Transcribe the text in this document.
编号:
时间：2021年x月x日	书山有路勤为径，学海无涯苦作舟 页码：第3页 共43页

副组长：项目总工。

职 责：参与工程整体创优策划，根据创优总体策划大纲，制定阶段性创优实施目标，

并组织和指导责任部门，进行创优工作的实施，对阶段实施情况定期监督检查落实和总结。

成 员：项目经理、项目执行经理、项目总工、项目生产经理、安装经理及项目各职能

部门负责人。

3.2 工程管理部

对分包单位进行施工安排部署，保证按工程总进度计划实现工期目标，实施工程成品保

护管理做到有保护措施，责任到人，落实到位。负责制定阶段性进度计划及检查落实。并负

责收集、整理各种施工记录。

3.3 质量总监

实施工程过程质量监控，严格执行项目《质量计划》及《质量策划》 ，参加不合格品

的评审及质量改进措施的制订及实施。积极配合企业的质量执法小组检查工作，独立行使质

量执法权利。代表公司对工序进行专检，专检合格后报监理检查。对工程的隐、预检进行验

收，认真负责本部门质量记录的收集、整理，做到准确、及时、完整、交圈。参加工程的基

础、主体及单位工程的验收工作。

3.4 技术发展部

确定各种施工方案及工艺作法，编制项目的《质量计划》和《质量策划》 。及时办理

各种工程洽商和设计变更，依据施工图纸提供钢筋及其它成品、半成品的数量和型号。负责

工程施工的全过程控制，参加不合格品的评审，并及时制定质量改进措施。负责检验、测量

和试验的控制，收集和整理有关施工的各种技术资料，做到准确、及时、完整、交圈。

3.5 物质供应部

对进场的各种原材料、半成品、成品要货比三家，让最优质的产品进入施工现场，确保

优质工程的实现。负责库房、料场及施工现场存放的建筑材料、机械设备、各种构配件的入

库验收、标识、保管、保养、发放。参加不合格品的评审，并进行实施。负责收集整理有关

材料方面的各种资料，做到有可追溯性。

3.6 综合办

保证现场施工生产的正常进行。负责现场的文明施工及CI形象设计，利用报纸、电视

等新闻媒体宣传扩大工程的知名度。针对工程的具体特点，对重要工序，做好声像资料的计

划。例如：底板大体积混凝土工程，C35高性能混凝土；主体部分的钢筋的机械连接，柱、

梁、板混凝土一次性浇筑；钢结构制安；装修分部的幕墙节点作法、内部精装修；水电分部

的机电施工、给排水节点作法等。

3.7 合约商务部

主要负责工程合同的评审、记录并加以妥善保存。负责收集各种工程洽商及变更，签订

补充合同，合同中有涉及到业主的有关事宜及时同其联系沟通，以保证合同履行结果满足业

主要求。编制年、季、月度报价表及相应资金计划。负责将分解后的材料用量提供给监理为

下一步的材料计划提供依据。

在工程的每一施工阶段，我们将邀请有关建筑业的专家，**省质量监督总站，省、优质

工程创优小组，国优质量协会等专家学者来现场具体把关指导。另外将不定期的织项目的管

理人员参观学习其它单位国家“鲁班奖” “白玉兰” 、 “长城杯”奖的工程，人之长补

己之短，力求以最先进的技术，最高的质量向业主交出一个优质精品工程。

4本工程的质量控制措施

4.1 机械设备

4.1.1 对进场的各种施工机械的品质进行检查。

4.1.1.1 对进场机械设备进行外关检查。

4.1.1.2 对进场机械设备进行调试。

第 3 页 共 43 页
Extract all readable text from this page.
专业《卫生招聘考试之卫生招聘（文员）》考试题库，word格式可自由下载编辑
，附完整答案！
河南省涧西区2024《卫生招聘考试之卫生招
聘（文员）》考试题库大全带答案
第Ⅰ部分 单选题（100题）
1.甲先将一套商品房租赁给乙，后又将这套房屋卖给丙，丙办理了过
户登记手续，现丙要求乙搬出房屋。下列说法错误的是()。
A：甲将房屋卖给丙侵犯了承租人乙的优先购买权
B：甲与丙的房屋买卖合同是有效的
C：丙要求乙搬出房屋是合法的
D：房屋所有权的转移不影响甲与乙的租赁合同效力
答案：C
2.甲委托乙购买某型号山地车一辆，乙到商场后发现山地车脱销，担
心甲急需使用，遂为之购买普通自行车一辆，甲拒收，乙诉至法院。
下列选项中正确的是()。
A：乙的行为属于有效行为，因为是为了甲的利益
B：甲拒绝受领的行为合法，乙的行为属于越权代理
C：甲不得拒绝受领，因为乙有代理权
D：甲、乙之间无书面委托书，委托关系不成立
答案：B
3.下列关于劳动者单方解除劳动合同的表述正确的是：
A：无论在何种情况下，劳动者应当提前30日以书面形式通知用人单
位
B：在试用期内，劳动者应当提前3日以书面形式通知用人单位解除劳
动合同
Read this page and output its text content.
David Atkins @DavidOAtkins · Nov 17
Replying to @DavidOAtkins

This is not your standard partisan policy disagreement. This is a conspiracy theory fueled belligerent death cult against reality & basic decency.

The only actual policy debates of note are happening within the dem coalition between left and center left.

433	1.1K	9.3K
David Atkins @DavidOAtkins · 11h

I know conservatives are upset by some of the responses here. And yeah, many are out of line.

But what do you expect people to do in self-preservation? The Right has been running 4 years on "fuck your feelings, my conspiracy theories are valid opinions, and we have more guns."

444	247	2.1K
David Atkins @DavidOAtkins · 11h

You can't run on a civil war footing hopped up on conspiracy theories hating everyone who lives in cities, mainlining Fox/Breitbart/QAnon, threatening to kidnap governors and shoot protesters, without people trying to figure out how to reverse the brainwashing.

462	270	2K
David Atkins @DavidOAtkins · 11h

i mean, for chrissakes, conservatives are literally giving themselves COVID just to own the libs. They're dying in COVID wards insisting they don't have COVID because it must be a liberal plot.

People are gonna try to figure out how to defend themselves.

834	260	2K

· · · · ·

● **TASK DETAILS**: Pick out the lines containing the string "参加不合格品的评审" and show them.

● **ANSWER IN FULL**:
工程施工的全过程控制，参加不合格品的评审，并及时制定质量改进措施。负责检验、测量
库验收、标识、保管、保养、发放。参加不合格品的评审，并进行实施。负责收集整理有关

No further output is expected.